EXERCISE INPUTS:
▬▬▬▬▬▬▬▬▬▬

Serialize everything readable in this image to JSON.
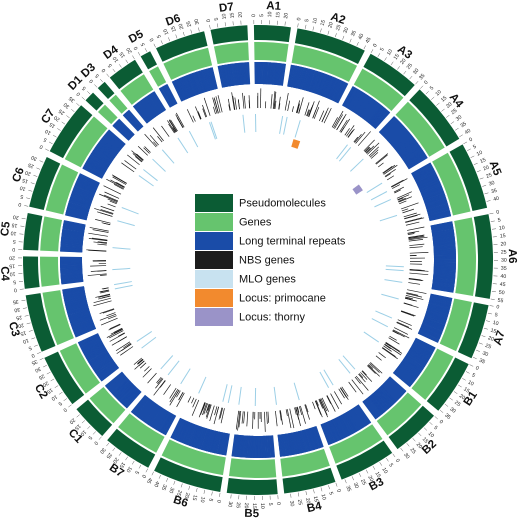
{
  "chart_data": {
    "type": "circos",
    "ring_colors": {
      "pseudomolecules": "#0b5c34",
      "genes": "#66c46e",
      "ltr": "#1a4ca8",
      "ltr_light": "#cfd8ec",
      "nbs": "#1c1c1c",
      "mlo": "#9ccfe6",
      "primocane": "#f28a2e",
      "thorny": "#9a93c8"
    },
    "chromosomes": [
      {
        "name": "A1",
        "length": 24
      },
      {
        "name": "A2",
        "length": 46
      },
      {
        "name": "A3",
        "length": 35
      },
      {
        "name": "A4",
        "length": 41
      },
      {
        "name": "A5",
        "length": 44
      },
      {
        "name": "A6",
        "length": 55
      },
      {
        "name": "A7",
        "length": 36
      },
      {
        "name": "B1",
        "length": 36
      },
      {
        "name": "B2",
        "length": 32
      },
      {
        "name": "B3",
        "length": 37
      },
      {
        "name": "B4",
        "length": 34
      },
      {
        "name": "B5",
        "length": 33
      },
      {
        "name": "B6",
        "length": 45
      },
      {
        "name": "B7",
        "length": 32
      },
      {
        "name": "C1",
        "length": 24
      },
      {
        "name": "C2",
        "length": 35
      },
      {
        "name": "C3",
        "length": 38
      },
      {
        "name": "C4",
        "length": 21
      },
      {
        "name": "C5",
        "length": 24
      },
      {
        "name": "C6",
        "length": 34
      },
      {
        "name": "C7",
        "length": 36
      },
      {
        "name": "D1",
        "length": 7
      },
      {
        "name": "D3",
        "length": 6
      },
      {
        "name": "D4",
        "length": 20
      },
      {
        "name": "D5",
        "length": 7
      },
      {
        "name": "D6",
        "length": 33
      },
      {
        "name": "D7",
        "length": 24
      }
    ],
    "legend": [
      {
        "label": "Pseudomolecules",
        "color": "#0b5c34"
      },
      {
        "label": "Genes",
        "color": "#66c46e"
      },
      {
        "label": "Long terminal repeats",
        "color": "#1a4ca8"
      },
      {
        "label": "NBS genes",
        "color": "#1c1c1c"
      },
      {
        "label": "MLO genes",
        "color": "#c8e2f0"
      },
      {
        "label": "Locus: primocane",
        "color": "#f28a2e"
      },
      {
        "label": "Locus: thorny",
        "color": "#9a93c8"
      }
    ],
    "loci": [
      {
        "name": "Locus: primocane",
        "chromosome": "A2",
        "position": 22
      },
      {
        "name": "Locus: thorny",
        "chromosome": "A4",
        "position": 30
      }
    ]
  }
}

▬▬▬▬▬▬▬▬▬▬

BRIEF: You need to restate all of the entries above exactly and leave the pictures behind.

RESPONSE TO THIS TASK:
Serialize everything readable in this image to JSON.
{
  "chart_data": {
    "type": "circos",
    "ring_colors": {
      "pseudomolecules": "#0b5c34",
      "genes": "#66c46e",
      "ltr": "#1a4ca8",
      "ltr_light": "#cfd8ec",
      "nbs": "#1c1c1c",
      "mlo": "#9ccfe6",
      "primocane": "#f28a2e",
      "thorny": "#9a93c8"
    },
    "chromosomes": [
      {
        "name": "A1",
        "length": 24
      },
      {
        "name": "A2",
        "length": 46
      },
      {
        "name": "A3",
        "length": 35
      },
      {
        "name": "A4",
        "length": 41
      },
      {
        "name": "A5",
        "length": 44
      },
      {
        "name": "A6",
        "length": 55
      },
      {
        "name": "A7",
        "length": 36
      },
      {
        "name": "B1",
        "length": 36
      },
      {
        "name": "B2",
        "length": 32
      },
      {
        "name": "B3",
        "length": 37
      },
      {
        "name": "B4",
        "length": 34
      },
      {
        "name": "B5",
        "length": 33
      },
      {
        "name": "B6",
        "length": 45
      },
      {
        "name": "B7",
        "length": 32
      },
      {
        "name": "C1",
        "length": 24
      },
      {
        "name": "C2",
        "length": 35
      },
      {
        "name": "C3",
        "length": 38
      },
      {
        "name": "C4",
        "length": 21
      },
      {
        "name": "C5",
        "length": 24
      },
      {
        "name": "C6",
        "length": 34
      },
      {
        "name": "C7",
        "length": 36
      },
      {
        "name": "D1",
        "length": 7
      },
      {
        "name": "D3",
        "length": 6
      },
      {
        "name": "D4",
        "length": 20
      },
      {
        "name": "D5",
        "length": 7
      },
      {
        "name": "D6",
        "length": 33
      },
      {
        "name": "D7",
        "length": 24
      }
    ],
    "legend": [
      {
        "label": "Pseudomolecules",
        "color": "#0b5c34"
      },
      {
        "label": "Genes",
        "color": "#66c46e"
      },
      {
        "label": "Long terminal repeats",
        "color": "#1a4ca8"
      },
      {
        "label": "NBS genes",
        "color": "#1c1c1c"
      },
      {
        "label": "MLO genes",
        "color": "#c8e2f0"
      },
      {
        "label": "Locus: primocane",
        "color": "#f28a2e"
      },
      {
        "label": "Locus: thorny",
        "color": "#9a93c8"
      }
    ],
    "loci": [
      {
        "name": "Locus: primocane",
        "chromosome": "A2",
        "position": 22
      },
      {
        "name": "Locus: thorny",
        "chromosome": "A4",
        "position": 30
      }
    ]
  }
}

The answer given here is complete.